**A block of data**

● ● ● ● ●

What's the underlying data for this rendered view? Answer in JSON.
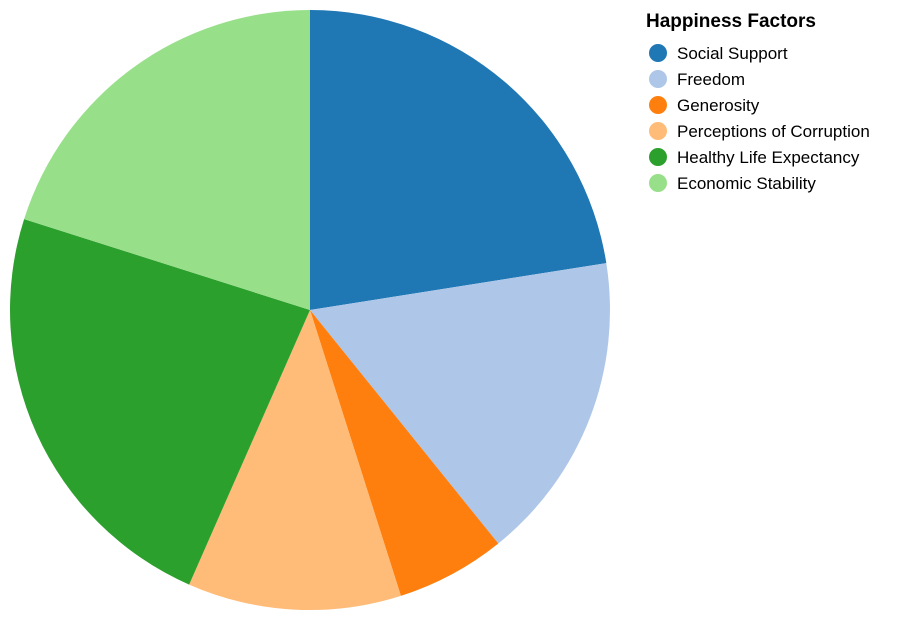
{
  "chart_data": {
    "type": "pie",
    "legend_title": "Happiness Factors",
    "legend_position": "top-right",
    "categories": [
      "Social Support",
      "Freedom",
      "Generosity",
      "Perceptions of Corruption",
      "Healthy Life Expectancy",
      "Economic Stability"
    ],
    "values": [
      22.5,
      16.7,
      5.9,
      11.5,
      23.3,
      20.1
    ],
    "colors": [
      "#1f77b4",
      "#aec7e8",
      "#ff7f0e",
      "#ffbb78",
      "#2ca02c",
      "#98df8a"
    ]
  }
}
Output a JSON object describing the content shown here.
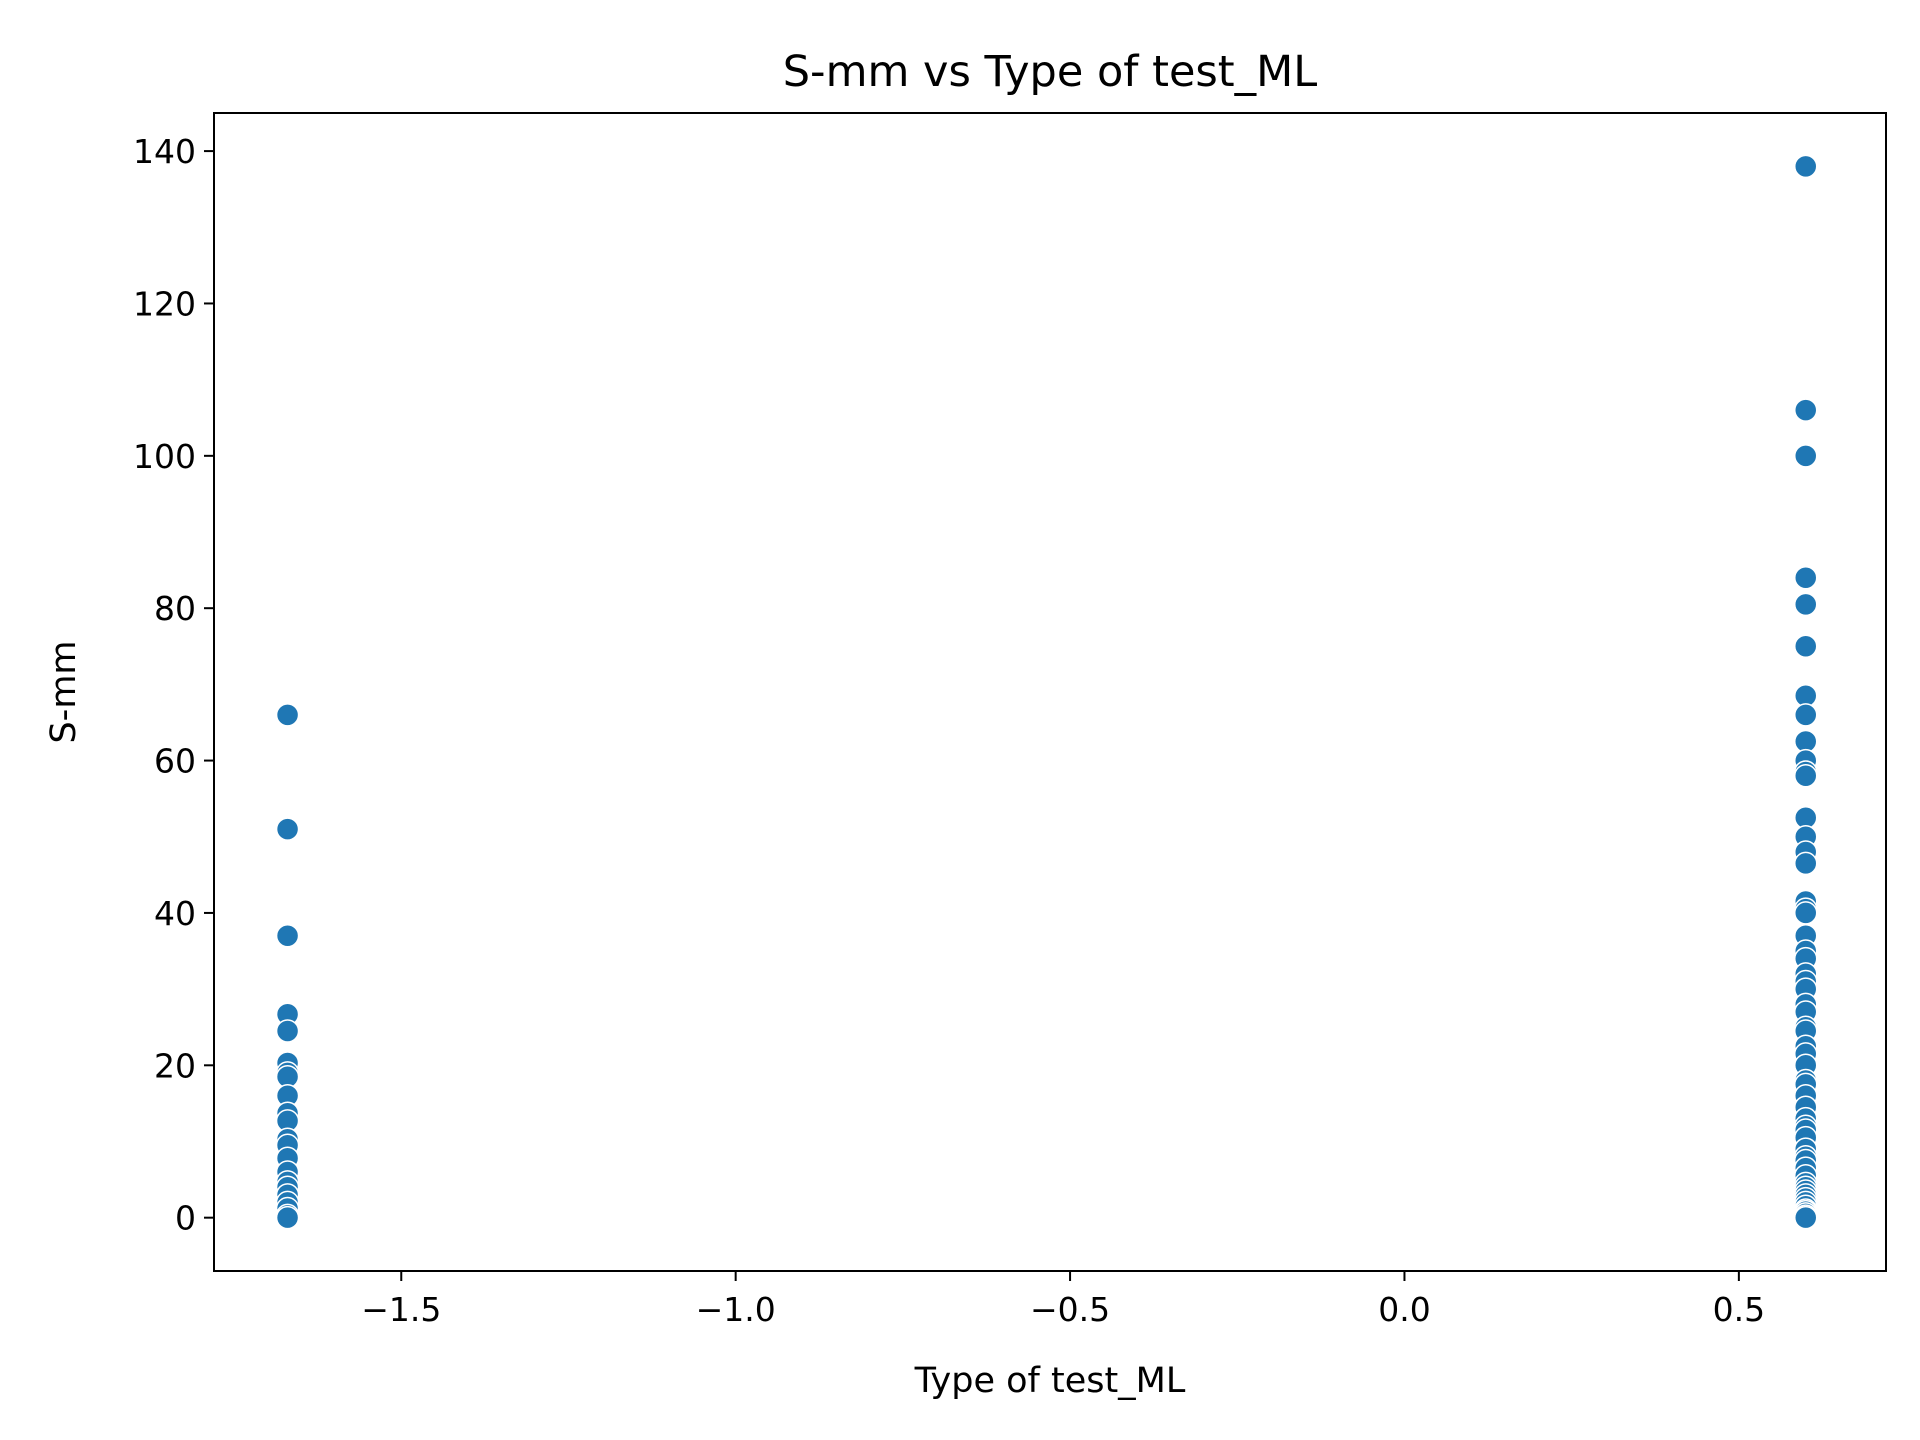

● ● ● ● ●

**EXERCISE DIRECTIONS**
Set every line down exactly as written, leaving each picture out.

**CORRECT RESULT**
What's the underlying data for this rendered view? Answer in JSON.
{
  "chart_data": {
    "type": "pie",
    "legend_title": "Happiness Factors",
    "legend_position": "top-right",
    "categories": [
      "Social Support",
      "Freedom",
      "Generosity",
      "Perceptions of Corruption",
      "Healthy Life Expectancy",
      "Economic Stability"
    ],
    "values": [
      22.5,
      16.7,
      5.9,
      11.5,
      23.3,
      20.1
    ],
    "colors": [
      "#1f77b4",
      "#aec7e8",
      "#ff7f0e",
      "#ffbb78",
      "#2ca02c",
      "#98df8a"
    ]
  }
}
Output a JSON object describing the content shown here.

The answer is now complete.